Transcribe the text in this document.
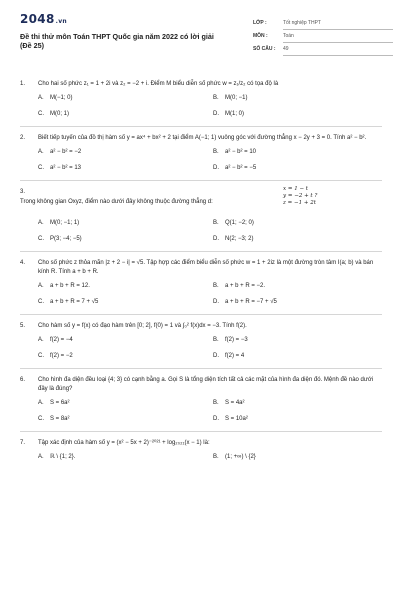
2048.vn
Đề thi thử môn Toán THPT Quốc gia năm 2022 có lời giải
(Đề 25)
LỚP :	Tốt nghiệp THPT
MÔN :	Toán
SỐ CÂU :	49
1. Cho hai số phức z₁ = 1 + 2i và z₂ = −2 + i. Điểm M biểu diễn số phức w = z₁/z₂ có tọa độ là
A. M(−1; 0)	B. M(0; −1)
C. M(0; 1)	D. M(1; 0)
2. Biết tiếp tuyến của đồ thị hàm số y = ax⁴ + bx² + 2 tại điểm A(−1; 1) vuông góc với đường thẳng x − 2y + 3 = 0. Tính a² − b².
A. a² − b² = −2	B. a² − b² = 10
C. a² − b² = 13	D. a² − b² = −5
3.	x = 1 − t
y = −2 + t ?
z = −1 + 2t
Trong không gian Oxyz, điểm nào dưới đây không thuộc đường thẳng d:
A. M(0; −1; 1)	B. Q(1; −2; 0)
C. P(3; −4; −5)	D. N(2; −3; 2)
4. Cho số phức z thỏa mãn |z + 2 − i| = √5. Tập hợp các điểm biểu diễn số phức w = 1 + 2iz là một đường tròn tâm I(a; b) và bán kính R. Tính a + b + R.
A. a + b + R = 12.	B. a + b + R = −2.
C. a + b + R = 7 + √5	D. a + b + R = −7 + √5
5. Cho hàm số y = f(x) có đạo hàm trên [0; 2], f(0) = 1 và ∫₀² f(x)dx = −3. Tính f(2).
A. f(2) = −4	B. f(2) = −3
C. f(2) = −2	D. f(2) = 4
6. Cho hình đa diện đều loại {4; 3} có cạnh bằng a. Gọi S là tổng diện tích tất cả các mặt của hình đa diện đó. Mệnh đề nào dưới đây là đúng?
A. S = 6a²	B. S = 4a²
C. S = 8a²	D. S = 10a²
7. Tập xác định của hàm số y = (x² − 5x + 2)⁻²⁰²¹ + log₂₀₂₁(x − 1) là:
A. ℝ \ {1; 2}.	B. (1; +∞) \ {2}
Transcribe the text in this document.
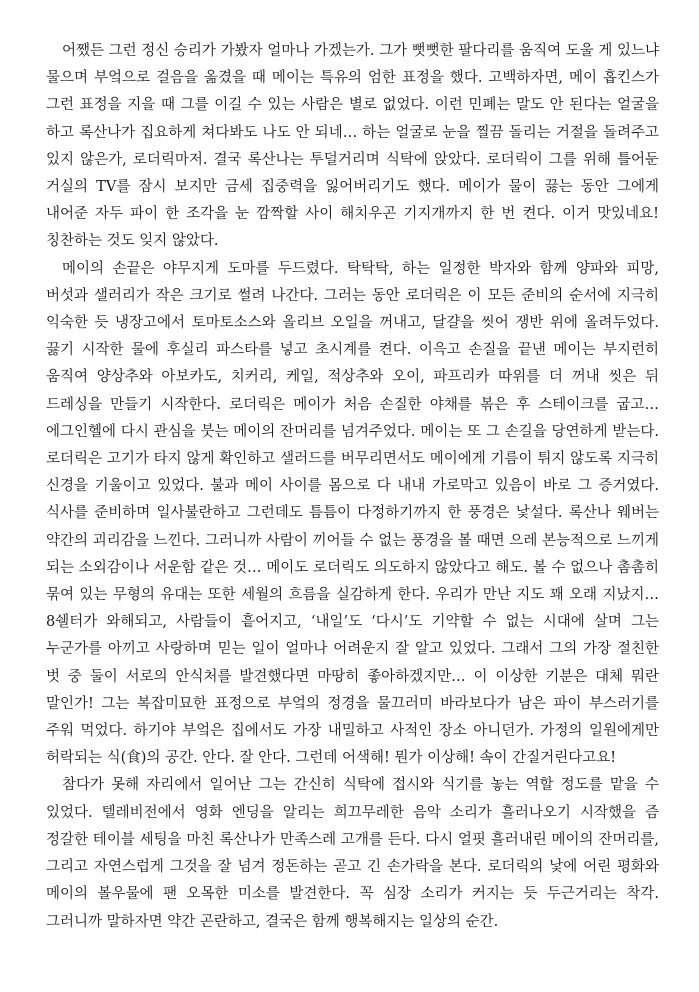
어쨌든 그런 정신 승리가 가봤자 얼마나 가겠는가. 그가 뻣뻣한 팔다리를 움직여 도울 게 있느냐 물으며 부엌으로 걸음을 옮겼을 때 메이는 특유의 엄한 표정을 했다. 고백하자면, 메이 홉킨스가 그런 표정을 지을 때 그를 이길 수 있는 사람은 별로 없었다. 이런 민폐는 말도 안 된다는 얼굴을 하고 록산나가 집요하게 쳐다봐도 나도 안 되네… 하는 얼굴로 눈을 찔끔 돌리는 거절을 돌려주고 있지 않은가, 로더릭마저. 결국 록산나는 투덜거리며 식탁에 앉았다. 로더릭이 그를 위해 틀어둔 거실의 TV를 잠시 보지만 금세 집중력을 잃어버리기도 했다. 메이가 물이 끓는 동안 그에게 내어준 자두 파이 한 조각을 눈 깜짝할 사이 해치우곤 기지개까지 한 번 켠다. 이거 맛있네요! 칭찬하는 것도 잊지 않았다.

메이의 손끝은 야무지게 도마를 두드렸다. 탁탁탁, 하는 일정한 박자와 함께 양파와 피망, 버섯과 샐러리가 작은 크기로 썰려 나간다. 그러는 동안 로더릭은 이 모든 준비의 순서에 지극히 익숙한 듯 냉장고에서 토마토소스와 올리브 오일을 꺼내고, 달걀을 씻어 쟁반 위에 올려두었다. 끓기 시작한 물에 후실리 파스타를 넣고 초시계를 켠다. 이윽고 손질을 끝낸 메이는 부지런히 움직여 양상추와 아보카도, 치커리, 케일, 적상추와 오이, 파프리카 따위를 더 꺼내 씻은 뒤 드레싱을 만들기 시작한다. 로더릭은 메이가 처음 손질한 야채를 볶은 후 스테이크를 굽고… 에그인헬에 다시 관심을 붓는 메이의 잔머리를 넘겨주었다. 메이는 또 그 손길을 당연하게 받는다. 로더릭은 고기가 타지 않게 확인하고 샐러드를 버무리면서도 메이에게 기름이 튀지 않도록 지극히 신경을 기울이고 있었다. 불과 메이 사이를 몸으로 다 내내 가로막고 있음이 바로 그 증거였다. 식사를 준비하며 일사불란하고 그런데도 틈틈이 다정하기까지 한 풍경은 낯설다. 록산나 웨버는 약간의 괴리감을 느낀다. 그러니까 사람이 끼어들 수 없는 풍경을 볼 때면 으레 본능적으로 느끼게 되는 소외감이나 서운함 같은 것… 메이도 로더릭도 의도하지 않았다고 해도. 볼 수 없으나 촘촘히 묶여 있는 무형의 유대는 또한 세월의 흐름을 실감하게 한다. 우리가 만난 지도 꽤 오래 지났지… 8쉘터가 와해되고, 사람들이 흩어지고, ‘내일’도 ‘다시’도 기약할 수 없는 시대에 살며 그는 누군가를 아끼고 사랑하며 믿는 일이 얼마나 어려운지 잘 알고 있었다. 그래서 그의 가장 절친한 벗 중 둘이 서로의 안식처를 발견했다면 마땅히 좋아하겠지만… 이 이상한 기분은 대체 뭐란 말인가! 그는 복잡미묘한 표정으로 부엌의 정경을 물끄러미 바라보다가 남은 파이 부스러기를 주워 먹었다. 하기야 부엌은 집에서도 가장 내밀하고 사적인 장소 아니던가. 가정의 일원에게만 허락되는 식(食)의 공간. 안다. 잘 안다. 그런데 어색해! 뭔가 이상해! 속이 간질거린다고요!

참다가 못해 자리에서 일어난 그는 간신히 식탁에 접시와 식기를 놓는 역할 정도를 맡을 수 있었다. 텔레비전에서 영화 엔딩을 알리는 희끄무레한 음악 소리가 흘러나오기 시작했을 즘 정갈한 테이블 세팅을 마친 록산나가 만족스레 고개를 든다. 다시 얼핏 흘러내린 메이의 잔머리를, 그리고 자연스럽게 그것을 잘 넘겨 정돈하는 곧고 긴 손가락을 본다. 로더릭의 낯에 어린 평화와 메이의 볼우물에 팬 오목한 미소를 발견한다. 꼭 심장 소리가 커지는 듯 두근거리는 착각. 그러니까 말하자면 약간 곤란하고, 결국은 함께 행복해지는 일상의 순간.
--------------------------------------------------
* [Aim]
Quote everything in the listing above exactly; pictures are the only thing to omit.

* [Response to the exercise]
Transcribe the text in this document.
2048.vn
Đề thi thử môn Toán THPT Quốc gia năm 2022 có lời giải
(Đề 25)
LỚP :	Tốt nghiệp THPT
MÔN :	Toán
SỐ CÂU :	49
1. Cho hai số phức z₁ = 1 + 2i và z₂ = −2 + i. Điểm M biểu diễn số phức w = z₁/z₂ có tọa độ là
A. M(−1; 0)	B. M(0; −1)
C. M(0; 1)	D. M(1; 0)
2. Biết tiếp tuyến của đồ thị hàm số y = ax⁴ + bx² + 2 tại điểm A(−1; 1) vuông góc với đường thẳng x − 2y + 3 = 0. Tính a² − b².
A. a² − b² = −2	B. a² − b² = 10
C. a² − b² = 13	D. a² − b² = −5
3.	x = 1 − t
y = −2 + t ?
z = −1 + 2t
Trong không gian Oxyz, điểm nào dưới đây không thuộc đường thẳng d:
A. M(0; −1; 1)	B. Q(1; −2; 0)
C. P(3; −4; −5)	D. N(2; −3; 2)
4. Cho số phức z thỏa mãn |z + 2 − i| = √5. Tập hợp các điểm biểu diễn số phức w = 1 + 2iz là một đường tròn tâm I(a; b) và bán kính R. Tính a + b + R.
A. a + b + R = 12.	B. a + b + R = −2.
C. a + b + R = 7 + √5	D. a + b + R = −7 + √5
5. Cho hàm số y = f(x) có đạo hàm trên [0; 2], f(0) = 1 và ∫₀² f(x)dx = −3. Tính f(2).
A. f(2) = −4	B. f(2) = −3
C. f(2) = −2	D. f(2) = 4
6. Cho hình đa diện đều loại {4; 3} có cạnh bằng a. Gọi S là tổng diện tích tất cả các mặt của hình đa diện đó. Mệnh đề nào dưới đây là đúng?
A. S = 6a²	B. S = 4a²
C. S = 8a²	D. S = 10a²
7. Tập xác định của hàm số y = (x² − 5x + 2)⁻²⁰²¹ + log₂₀₂₁(x − 1) là:
A. ℝ \ {1; 2}.	B. (1; +∞) \ {2}
Transcribe the text in this document.
어쨌든 그런 정신 승리가 가봤자 얼마나 가겠는가. 그가 뻣뻣한 팔다리를 움직여 도울 게 있느냐 물으며 부엌으로 걸음을 옮겼을 때 메이는 특유의 엄한 표정을 했다. 고백하자면, 메이 홉킨스가 그런 표정을 지을 때 그를 이길 수 있는 사람은 별로 없었다. 이런 민폐는 말도 안 된다는 얼굴을 하고 록산나가 집요하게 쳐다봐도 나도 안 되네… 하는 얼굴로 눈을 찔끔 돌리는 거절을 돌려주고 있지 않은가, 로더릭마저. 결국 록산나는 투덜거리며 식탁에 앉았다. 로더릭이 그를 위해 틀어둔 거실의 TV를 잠시 보지만 금세 집중력을 잃어버리기도 했다. 메이가 물이 끓는 동안 그에게 내어준 자두 파이 한 조각을 눈 깜짝할 사이 해치우곤 기지개까지 한 번 켠다. 이거 맛있네요! 칭찬하는 것도 잊지 않았다.

메이의 손끝은 야무지게 도마를 두드렸다. 탁탁탁, 하는 일정한 박자와 함께 양파와 피망, 버섯과 샐러리가 작은 크기로 썰려 나간다. 그러는 동안 로더릭은 이 모든 준비의 순서에 지극히 익숙한 듯 냉장고에서 토마토소스와 올리브 오일을 꺼내고, 달걀을 씻어 쟁반 위에 올려두었다. 끓기 시작한 물에 후실리 파스타를 넣고 초시계를 켠다. 이윽고 손질을 끝낸 메이는 부지런히 움직여 양상추와 아보카도, 치커리, 케일, 적상추와 오이, 파프리카 따위를 더 꺼내 씻은 뒤 드레싱을 만들기 시작한다. 로더릭은 메이가 처음 손질한 야채를 볶은 후 스테이크를 굽고… 에그인헬에 다시 관심을 붓는 메이의 잔머리를 넘겨주었다. 메이는 또 그 손길을 당연하게 받는다. 로더릭은 고기가 타지 않게 확인하고 샐러드를 버무리면서도 메이에게 기름이 튀지 않도록 지극히 신경을 기울이고 있었다. 불과 메이 사이를 몸으로 다 내내 가로막고 있음이 바로 그 증거였다. 식사를 준비하며 일사불란하고 그런데도 틈틈이 다정하기까지 한 풍경은 낯설다. 록산나 웨버는 약간의 괴리감을 느낀다. 그러니까 사람이 끼어들 수 없는 풍경을 볼 때면 으레 본능적으로 느끼게 되는 소외감이나 서운함 같은 것… 메이도 로더릭도 의도하지 않았다고 해도. 볼 수 없으나 촘촘히 묶여 있는 무형의 유대는 또한 세월의 흐름을 실감하게 한다. 우리가 만난 지도 꽤 오래 지났지… 8쉘터가 와해되고, 사람들이 흩어지고, ‘내일’도 ‘다시’도 기약할 수 없는 시대에 살며 그는 누군가를 아끼고 사랑하며 믿는 일이 얼마나 어려운지 잘 알고 있었다. 그래서 그의 가장 절친한 벗 중 둘이 서로의 안식처를 발견했다면 마땅히 좋아하겠지만… 이 이상한 기분은 대체 뭐란 말인가! 그는 복잡미묘한 표정으로 부엌의 정경을 물끄러미 바라보다가 남은 파이 부스러기를 주워 먹었다. 하기야 부엌은 집에서도 가장 내밀하고 사적인 장소 아니던가. 가정의 일원에게만 허락되는 식(食)의 공간. 안다. 잘 안다. 그런데 어색해! 뭔가 이상해! 속이 간질거린다고요!

참다가 못해 자리에서 일어난 그는 간신히 식탁에 접시와 식기를 놓는 역할 정도를 맡을 수 있었다. 텔레비전에서 영화 엔딩을 알리는 희끄무레한 음악 소리가 흘러나오기 시작했을 즘 정갈한 테이블 세팅을 마친 록산나가 만족스레 고개를 든다. 다시 얼핏 흘러내린 메이의 잔머리를, 그리고 자연스럽게 그것을 잘 넘겨 정돈하는 곧고 긴 손가락을 본다. 로더릭의 낯에 어린 평화와 메이의 볼우물에 팬 오목한 미소를 발견한다. 꼭 심장 소리가 커지는 듯 두근거리는 착각. 그러니까 말하자면 약간 곤란하고, 결국은 함께 행복해지는 일상의 순간.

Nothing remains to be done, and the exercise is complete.